> [Qué hacer]
(1) Reescribe el tramo del texto sobre la AVM3J que va desde "El último minuto" hasta "del Sr Fabra.", cambiando "Torrent" por "Paterna".
(2) Resume en dos oraciones el texto sobre la AVM3J.
(3) Sigue escribiendo el texto sobre la AVM3J a partir de su última oración.

> [Extracto de página]
================================
El último minuto de la AVM3J

El nuevo escenario político surgido tras las elecciones del 24 de Mayo da sus primeros resultados a la AVM3J. Jesus Ros una de las primeras cosas que hizo fue ponerse en contacto con representantes de la asociacion para poner a su disposición al ayuntamiento de Torrent. Del mismo modo, el Ayuntamiento de Valencia y las Cortes valencianas abrieron las puertas a los miembros de esta asociación para disculparse y darles la oportunidad de hablar ante los diputados. Finalmente consiguieron reabrir la comisión de investigación de este accidente con el propósito de depurar responsabilidades, algo que no permitieron los gobiernos populares del Sr. Camps y del Sr Fabra.

Tras nueve largos años de lucha y de protesta, la asociación de víctimas del metro del 3 de Julio celebró su última concentración, la número 105, en un emotivo acto que consiguió reunir a un gran número de ciudadanos que desbordaron la plaza de la virgen y que convirtieron este último acto en una pequeña fiesta. Tras cinco minutos de silencio en recuerdo por las víctimas, tuvieron lugar varios eventos con la colaboración de Muixarangues, La Colla de Dolçaines I Tabalets, las actuaciones de Pablo Monleón, Pau Alabajos y la presencia de Jordí Évole. La presidenta de la asociación, Beatriz Garrote, cerró el acto recordando los nueve años de lucha de los familiares de las víctimas y sabiendo que el objetivo de la asociación había sido alcanzado.
================================
(Entradas extraídas de una colección)
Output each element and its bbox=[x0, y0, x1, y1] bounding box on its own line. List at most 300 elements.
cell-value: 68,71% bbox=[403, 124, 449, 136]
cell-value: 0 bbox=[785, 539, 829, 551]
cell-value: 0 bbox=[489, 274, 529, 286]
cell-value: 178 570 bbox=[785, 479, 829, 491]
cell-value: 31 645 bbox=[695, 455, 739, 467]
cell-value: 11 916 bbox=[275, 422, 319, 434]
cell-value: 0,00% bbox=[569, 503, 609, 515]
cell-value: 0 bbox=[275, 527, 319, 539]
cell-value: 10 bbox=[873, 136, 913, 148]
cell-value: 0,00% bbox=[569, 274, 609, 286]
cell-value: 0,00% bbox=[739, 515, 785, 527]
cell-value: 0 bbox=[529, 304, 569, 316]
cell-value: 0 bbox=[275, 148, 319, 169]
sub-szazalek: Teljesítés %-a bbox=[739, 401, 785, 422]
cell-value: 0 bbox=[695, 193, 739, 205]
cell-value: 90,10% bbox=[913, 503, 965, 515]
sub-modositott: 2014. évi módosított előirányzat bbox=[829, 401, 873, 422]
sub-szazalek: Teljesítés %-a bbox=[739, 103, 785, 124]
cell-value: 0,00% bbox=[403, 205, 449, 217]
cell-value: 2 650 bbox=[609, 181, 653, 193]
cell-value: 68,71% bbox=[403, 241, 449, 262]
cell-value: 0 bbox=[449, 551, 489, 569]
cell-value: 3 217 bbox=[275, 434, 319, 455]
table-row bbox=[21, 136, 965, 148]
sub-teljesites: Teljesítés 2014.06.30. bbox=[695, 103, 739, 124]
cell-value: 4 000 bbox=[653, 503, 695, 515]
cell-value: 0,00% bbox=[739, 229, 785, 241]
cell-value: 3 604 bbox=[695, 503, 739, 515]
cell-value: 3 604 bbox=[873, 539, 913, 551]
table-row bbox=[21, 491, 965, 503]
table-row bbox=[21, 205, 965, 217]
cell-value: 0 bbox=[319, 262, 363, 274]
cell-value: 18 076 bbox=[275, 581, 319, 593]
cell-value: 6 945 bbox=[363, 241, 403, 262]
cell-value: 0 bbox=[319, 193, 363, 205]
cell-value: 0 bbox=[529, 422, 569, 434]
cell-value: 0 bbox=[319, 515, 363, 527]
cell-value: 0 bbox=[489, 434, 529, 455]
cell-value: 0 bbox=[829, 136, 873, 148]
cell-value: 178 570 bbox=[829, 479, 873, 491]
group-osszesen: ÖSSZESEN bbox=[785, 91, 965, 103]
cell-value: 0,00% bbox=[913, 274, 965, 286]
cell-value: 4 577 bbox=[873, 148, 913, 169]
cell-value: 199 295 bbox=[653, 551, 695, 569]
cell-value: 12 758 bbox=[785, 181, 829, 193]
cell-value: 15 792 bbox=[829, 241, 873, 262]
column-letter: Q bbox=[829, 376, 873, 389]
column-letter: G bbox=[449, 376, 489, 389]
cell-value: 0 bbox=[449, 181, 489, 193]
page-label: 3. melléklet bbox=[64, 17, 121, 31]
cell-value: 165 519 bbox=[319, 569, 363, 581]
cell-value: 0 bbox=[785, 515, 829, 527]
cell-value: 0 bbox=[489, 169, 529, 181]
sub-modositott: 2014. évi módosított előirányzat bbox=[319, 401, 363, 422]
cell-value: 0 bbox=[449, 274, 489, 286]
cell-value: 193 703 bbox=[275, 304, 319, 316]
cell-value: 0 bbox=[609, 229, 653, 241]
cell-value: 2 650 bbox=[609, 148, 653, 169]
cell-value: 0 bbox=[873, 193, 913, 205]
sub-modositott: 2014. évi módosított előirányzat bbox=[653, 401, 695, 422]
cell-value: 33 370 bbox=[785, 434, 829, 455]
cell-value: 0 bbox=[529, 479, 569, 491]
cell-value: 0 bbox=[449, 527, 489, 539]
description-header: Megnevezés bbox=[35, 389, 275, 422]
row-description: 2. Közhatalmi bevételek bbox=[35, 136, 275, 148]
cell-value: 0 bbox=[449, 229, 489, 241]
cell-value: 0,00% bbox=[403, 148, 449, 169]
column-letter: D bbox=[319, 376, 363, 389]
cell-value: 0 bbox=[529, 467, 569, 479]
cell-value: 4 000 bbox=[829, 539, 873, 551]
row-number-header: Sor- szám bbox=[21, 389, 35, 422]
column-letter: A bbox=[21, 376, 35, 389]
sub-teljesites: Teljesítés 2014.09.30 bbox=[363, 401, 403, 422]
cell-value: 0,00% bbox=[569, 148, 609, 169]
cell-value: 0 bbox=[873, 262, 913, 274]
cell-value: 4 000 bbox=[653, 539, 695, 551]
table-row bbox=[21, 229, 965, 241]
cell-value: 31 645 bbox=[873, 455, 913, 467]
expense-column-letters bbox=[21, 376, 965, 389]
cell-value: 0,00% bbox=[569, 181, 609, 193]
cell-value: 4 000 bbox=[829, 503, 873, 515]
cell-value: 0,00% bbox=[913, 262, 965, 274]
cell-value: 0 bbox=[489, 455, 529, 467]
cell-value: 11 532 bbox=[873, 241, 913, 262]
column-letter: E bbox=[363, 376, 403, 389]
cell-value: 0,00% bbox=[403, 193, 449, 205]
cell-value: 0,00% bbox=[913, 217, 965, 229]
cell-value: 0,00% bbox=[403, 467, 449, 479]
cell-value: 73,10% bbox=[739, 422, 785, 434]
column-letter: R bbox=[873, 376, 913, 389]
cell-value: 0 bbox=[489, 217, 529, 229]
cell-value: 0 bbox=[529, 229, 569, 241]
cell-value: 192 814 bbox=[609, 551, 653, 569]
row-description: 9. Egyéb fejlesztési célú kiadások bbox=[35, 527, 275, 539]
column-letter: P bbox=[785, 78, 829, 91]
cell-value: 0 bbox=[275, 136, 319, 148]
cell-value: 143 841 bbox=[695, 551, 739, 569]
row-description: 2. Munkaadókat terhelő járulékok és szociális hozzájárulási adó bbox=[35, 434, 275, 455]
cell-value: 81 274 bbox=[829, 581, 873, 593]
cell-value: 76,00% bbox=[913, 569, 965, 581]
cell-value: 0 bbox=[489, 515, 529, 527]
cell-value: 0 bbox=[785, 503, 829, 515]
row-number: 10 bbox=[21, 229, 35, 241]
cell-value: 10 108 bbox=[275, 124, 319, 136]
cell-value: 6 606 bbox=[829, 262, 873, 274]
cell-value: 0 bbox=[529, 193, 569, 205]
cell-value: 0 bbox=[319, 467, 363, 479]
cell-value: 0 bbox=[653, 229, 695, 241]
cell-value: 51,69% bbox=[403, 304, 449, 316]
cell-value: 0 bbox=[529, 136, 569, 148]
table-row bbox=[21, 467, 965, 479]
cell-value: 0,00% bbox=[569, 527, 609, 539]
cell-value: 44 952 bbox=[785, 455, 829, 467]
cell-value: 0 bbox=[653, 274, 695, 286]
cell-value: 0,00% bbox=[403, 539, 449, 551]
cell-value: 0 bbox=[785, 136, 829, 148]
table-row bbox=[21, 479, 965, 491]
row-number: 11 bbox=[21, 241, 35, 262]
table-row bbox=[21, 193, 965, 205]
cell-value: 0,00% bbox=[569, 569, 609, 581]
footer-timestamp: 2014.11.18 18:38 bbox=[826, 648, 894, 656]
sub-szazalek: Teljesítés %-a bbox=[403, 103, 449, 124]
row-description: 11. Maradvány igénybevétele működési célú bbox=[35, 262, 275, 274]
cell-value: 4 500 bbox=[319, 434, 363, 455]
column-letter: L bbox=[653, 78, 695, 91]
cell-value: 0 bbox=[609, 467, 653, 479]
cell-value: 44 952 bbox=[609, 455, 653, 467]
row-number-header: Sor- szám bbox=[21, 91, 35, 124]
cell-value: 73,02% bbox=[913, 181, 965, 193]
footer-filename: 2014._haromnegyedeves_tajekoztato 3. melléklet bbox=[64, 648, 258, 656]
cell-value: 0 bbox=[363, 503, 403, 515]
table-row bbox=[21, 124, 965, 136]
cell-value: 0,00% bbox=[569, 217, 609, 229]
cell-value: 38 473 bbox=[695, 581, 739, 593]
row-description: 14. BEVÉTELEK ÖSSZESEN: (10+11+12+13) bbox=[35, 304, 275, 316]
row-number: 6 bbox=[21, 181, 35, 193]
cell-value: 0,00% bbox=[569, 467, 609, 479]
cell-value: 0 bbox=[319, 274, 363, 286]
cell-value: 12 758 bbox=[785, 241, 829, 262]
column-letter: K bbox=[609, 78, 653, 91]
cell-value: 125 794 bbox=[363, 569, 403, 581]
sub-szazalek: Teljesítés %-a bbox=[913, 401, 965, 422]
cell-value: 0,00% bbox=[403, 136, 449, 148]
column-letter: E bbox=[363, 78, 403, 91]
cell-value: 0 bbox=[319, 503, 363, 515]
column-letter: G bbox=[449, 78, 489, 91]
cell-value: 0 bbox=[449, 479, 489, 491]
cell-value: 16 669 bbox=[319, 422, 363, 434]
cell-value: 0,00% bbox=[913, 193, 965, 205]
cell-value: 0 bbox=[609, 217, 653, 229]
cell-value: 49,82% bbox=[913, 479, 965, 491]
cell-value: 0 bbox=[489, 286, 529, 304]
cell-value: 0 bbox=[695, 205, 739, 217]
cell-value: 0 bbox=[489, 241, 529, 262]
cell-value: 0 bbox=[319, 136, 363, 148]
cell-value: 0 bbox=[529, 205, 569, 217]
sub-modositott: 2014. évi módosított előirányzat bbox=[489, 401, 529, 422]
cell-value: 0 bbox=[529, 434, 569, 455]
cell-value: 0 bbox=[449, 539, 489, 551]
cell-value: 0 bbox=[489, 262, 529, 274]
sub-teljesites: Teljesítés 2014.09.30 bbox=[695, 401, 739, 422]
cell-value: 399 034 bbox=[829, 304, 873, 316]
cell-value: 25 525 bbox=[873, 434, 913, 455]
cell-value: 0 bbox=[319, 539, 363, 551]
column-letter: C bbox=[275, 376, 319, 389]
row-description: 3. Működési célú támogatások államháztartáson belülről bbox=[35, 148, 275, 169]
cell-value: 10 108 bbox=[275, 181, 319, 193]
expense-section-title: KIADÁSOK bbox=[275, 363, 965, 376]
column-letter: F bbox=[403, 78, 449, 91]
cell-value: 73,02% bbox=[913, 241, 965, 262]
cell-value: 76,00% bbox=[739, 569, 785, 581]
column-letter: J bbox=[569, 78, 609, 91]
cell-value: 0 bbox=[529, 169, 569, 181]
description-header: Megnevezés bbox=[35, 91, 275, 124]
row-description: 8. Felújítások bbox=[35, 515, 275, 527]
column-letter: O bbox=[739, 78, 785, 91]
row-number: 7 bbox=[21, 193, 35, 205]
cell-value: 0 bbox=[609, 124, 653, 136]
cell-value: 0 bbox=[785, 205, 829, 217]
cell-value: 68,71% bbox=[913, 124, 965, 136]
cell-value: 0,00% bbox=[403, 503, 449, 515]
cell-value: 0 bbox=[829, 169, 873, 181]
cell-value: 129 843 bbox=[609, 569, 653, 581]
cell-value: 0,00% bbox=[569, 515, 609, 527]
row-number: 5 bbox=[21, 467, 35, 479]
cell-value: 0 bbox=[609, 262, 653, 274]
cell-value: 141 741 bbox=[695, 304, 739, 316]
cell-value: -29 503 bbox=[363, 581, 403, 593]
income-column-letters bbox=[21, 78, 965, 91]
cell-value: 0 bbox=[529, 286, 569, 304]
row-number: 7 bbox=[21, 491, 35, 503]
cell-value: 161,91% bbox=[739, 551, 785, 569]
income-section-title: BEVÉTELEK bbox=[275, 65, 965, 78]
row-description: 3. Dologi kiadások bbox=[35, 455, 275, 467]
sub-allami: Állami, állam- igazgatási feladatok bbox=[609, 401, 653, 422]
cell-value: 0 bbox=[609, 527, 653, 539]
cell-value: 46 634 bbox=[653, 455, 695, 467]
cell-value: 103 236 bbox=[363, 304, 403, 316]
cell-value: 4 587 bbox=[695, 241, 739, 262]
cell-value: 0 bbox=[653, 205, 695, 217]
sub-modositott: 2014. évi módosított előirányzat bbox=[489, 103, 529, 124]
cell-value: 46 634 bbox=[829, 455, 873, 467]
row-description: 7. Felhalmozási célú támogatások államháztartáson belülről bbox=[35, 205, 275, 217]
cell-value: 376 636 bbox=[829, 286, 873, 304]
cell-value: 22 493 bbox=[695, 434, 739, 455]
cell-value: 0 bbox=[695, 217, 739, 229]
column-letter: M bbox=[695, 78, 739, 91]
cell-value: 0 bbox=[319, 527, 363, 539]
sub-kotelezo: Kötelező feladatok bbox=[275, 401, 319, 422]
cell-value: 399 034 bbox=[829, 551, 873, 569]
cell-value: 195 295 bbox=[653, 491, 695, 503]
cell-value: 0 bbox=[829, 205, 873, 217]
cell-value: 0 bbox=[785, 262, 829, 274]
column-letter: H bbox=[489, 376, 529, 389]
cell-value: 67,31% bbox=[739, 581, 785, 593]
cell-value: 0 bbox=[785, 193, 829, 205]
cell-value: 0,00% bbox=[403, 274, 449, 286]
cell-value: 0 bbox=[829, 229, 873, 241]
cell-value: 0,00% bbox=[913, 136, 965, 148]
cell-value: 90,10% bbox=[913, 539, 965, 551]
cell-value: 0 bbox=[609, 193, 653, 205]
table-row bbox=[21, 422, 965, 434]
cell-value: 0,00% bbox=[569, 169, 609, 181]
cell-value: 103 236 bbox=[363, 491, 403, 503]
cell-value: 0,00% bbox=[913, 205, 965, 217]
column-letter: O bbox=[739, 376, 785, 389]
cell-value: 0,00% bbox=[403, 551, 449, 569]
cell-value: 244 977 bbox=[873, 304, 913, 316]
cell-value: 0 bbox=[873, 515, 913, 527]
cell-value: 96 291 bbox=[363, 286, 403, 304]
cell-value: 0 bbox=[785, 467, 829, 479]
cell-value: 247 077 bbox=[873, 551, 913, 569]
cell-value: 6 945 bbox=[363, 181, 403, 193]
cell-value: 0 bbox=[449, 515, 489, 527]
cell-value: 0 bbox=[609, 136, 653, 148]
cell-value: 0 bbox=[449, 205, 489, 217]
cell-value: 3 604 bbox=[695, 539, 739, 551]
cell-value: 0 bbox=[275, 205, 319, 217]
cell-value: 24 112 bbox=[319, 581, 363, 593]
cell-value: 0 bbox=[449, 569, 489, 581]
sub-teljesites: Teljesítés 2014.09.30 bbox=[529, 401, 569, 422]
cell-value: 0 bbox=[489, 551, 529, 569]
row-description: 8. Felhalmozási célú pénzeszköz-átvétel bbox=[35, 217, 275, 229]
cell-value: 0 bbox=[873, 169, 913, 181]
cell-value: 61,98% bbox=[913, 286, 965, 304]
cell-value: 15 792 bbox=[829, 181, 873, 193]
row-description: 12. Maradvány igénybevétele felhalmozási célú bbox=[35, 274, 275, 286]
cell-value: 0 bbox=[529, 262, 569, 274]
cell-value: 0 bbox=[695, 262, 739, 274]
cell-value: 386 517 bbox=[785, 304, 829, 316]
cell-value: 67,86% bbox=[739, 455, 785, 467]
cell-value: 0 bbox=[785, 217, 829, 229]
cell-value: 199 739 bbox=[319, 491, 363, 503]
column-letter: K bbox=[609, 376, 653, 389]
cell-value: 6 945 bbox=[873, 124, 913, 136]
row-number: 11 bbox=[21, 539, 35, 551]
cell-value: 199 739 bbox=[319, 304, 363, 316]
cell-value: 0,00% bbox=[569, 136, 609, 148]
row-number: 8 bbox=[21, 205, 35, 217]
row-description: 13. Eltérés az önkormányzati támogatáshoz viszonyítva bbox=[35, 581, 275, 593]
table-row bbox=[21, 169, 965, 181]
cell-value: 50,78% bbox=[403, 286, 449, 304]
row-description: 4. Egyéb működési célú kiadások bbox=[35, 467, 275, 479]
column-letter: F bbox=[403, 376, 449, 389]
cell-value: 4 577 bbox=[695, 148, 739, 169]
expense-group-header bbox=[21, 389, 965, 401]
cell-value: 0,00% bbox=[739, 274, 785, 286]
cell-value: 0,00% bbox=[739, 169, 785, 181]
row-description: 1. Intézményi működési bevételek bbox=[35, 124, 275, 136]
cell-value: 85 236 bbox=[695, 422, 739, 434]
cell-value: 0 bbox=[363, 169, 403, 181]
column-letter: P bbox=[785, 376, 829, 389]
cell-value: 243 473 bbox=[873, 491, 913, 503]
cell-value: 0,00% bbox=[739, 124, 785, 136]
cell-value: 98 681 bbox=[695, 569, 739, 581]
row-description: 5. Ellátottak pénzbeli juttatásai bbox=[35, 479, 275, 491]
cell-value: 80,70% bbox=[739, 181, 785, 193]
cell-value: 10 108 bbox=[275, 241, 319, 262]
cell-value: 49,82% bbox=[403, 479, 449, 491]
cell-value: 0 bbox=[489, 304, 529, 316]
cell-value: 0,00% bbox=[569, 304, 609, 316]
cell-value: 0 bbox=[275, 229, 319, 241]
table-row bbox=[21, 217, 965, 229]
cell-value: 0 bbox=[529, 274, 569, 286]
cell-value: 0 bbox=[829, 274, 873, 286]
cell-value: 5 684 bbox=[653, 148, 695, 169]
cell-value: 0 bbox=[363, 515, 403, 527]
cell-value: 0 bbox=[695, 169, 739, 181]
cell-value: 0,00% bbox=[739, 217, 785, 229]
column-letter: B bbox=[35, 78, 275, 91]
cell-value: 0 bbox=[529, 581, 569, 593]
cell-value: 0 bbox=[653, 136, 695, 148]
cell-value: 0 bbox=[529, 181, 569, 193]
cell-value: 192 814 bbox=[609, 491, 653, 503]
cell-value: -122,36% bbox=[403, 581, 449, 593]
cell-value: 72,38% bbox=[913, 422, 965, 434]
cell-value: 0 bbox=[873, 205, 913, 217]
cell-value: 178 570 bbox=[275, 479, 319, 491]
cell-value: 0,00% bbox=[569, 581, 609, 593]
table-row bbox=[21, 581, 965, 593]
================================
> [Respuestas]
(1)
El último minuto de la AVM3J

El nuevo escenario político surgido tras las elecciones del 24 de Mayo da sus primeros resultados a la AVM3J. Jesus Ros una de las primeras cosas que hizo fue ponerse en contacto con representantes de la asociacion para poner a su disposición al ayuntamiento de Paterna. Del mismo modo, el Ayuntamiento de Valencia y las Cortes valencianas abrieron las puertas a los miembros de esta asociación para disculparse y darles la oportunidad de hablar ante los diputados. Finalmente consiguieron reabrir la comisión de investigación de este accidente con el propósito de depurar responsabilidades, algo que no permitieron los gobiernos populares del Sr. Camps y del Sr Fabra.

(2) Tras las elecciones del 24 de mayo, el nuevo escenario político llevó al Ayuntamiento de Valencia y a las Cortes valencianas a recibir a la AVM3J, que consiguió reabrir la comisión de investigación del accidente. Después de nueve años de lucha, la asociación celebró su concentración número 105, la última, en un acto que reunió a un gran número de ciudadanos y que cerró su presidenta, Beatriz Garrote, sabiendo que el objetivo se había alcanzado.

(3)
La concentración nº 105 fue muy especial para todos los asistentes: miembros de la asociación, familiares y amigos de las víctimas, ciudadanos y representantes políticos del nuevo gobierno valenciano, encabezado por Ximo Puig (PSPV) y del ayuntamiento de Torrent precedido por Jesús Ros.

Todo fue distinto, desde la simple ubicación del escenario por el cual pasaron miembros de la asociación, que agradecieron la fidelidad y el apoyo recibido por la ciudadanía durante todos estos años, hasta el sentir de los que acudieron a ella, en los que se podía apreciar alegría por los recientes logros de la AVM3J y porque posiblemente todos ellos consigan respuestas de las nuevas instituciones políticas.

La AVM3J no desparecerá como asociación y seguirá luchando para que el actual gobierno valenciano cumpla con lo prometido, sin embargo un futuro esperanzador se abre para estas personas que tan sólo piden justicia y que ante todo han luchado para que este accidente, que pudo haber sido evitado, no vuelva a repetirse nunca más.